EXERCISE DETAILS: State the number of lines with the string "this" in them, and nothing else.

▬▬▬▬▬▬▬▬▬▬

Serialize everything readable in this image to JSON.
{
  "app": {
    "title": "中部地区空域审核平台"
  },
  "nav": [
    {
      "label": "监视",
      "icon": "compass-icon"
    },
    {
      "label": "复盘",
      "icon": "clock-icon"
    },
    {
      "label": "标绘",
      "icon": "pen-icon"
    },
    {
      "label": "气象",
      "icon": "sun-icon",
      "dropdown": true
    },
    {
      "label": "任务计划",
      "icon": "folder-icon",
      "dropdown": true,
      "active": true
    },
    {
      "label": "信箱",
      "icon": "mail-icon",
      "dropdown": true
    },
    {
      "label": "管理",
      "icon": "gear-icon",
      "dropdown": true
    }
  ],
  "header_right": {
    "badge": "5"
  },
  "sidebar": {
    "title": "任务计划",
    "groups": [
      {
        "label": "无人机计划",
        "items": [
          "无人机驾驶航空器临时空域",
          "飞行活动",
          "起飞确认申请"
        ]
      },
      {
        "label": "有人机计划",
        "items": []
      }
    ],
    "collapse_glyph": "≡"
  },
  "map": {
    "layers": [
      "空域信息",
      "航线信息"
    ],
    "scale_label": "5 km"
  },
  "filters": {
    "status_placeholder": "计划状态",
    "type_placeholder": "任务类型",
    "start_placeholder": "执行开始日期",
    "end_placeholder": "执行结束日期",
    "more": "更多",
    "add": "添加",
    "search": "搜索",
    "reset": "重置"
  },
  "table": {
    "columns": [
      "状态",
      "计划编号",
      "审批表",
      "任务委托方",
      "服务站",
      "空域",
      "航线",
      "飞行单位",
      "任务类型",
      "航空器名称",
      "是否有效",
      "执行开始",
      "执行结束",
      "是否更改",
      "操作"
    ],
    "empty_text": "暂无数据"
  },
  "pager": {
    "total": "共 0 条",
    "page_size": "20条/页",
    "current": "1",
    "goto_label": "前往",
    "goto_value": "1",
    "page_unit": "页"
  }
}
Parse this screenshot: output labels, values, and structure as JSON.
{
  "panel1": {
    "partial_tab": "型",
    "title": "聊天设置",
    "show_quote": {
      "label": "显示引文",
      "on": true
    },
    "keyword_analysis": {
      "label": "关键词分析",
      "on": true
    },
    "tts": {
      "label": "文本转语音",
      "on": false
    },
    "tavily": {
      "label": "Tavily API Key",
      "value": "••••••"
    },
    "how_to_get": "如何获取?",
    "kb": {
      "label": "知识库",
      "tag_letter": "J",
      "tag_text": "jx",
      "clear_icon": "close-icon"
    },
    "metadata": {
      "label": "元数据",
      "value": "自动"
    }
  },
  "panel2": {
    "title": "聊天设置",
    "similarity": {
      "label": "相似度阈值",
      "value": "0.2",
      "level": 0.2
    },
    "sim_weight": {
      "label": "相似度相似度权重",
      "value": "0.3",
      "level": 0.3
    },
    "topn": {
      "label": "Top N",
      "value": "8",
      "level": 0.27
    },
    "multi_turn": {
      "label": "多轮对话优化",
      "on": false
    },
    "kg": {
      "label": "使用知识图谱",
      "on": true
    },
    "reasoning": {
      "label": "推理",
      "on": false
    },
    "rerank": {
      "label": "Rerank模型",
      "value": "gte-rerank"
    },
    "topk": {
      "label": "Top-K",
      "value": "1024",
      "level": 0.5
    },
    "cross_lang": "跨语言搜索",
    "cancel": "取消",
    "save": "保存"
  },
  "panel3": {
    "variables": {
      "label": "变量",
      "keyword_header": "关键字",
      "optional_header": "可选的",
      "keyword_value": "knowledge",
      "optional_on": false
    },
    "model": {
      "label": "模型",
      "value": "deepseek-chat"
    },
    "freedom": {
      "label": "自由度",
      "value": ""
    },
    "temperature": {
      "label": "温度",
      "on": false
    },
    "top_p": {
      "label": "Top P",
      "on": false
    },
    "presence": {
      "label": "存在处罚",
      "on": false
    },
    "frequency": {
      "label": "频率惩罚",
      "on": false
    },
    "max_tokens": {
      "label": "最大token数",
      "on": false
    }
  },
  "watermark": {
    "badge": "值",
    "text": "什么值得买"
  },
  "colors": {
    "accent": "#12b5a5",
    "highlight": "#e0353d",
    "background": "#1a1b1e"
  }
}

▬▬▬▬▬▬▬▬▬▬

TASK ANSWER: 2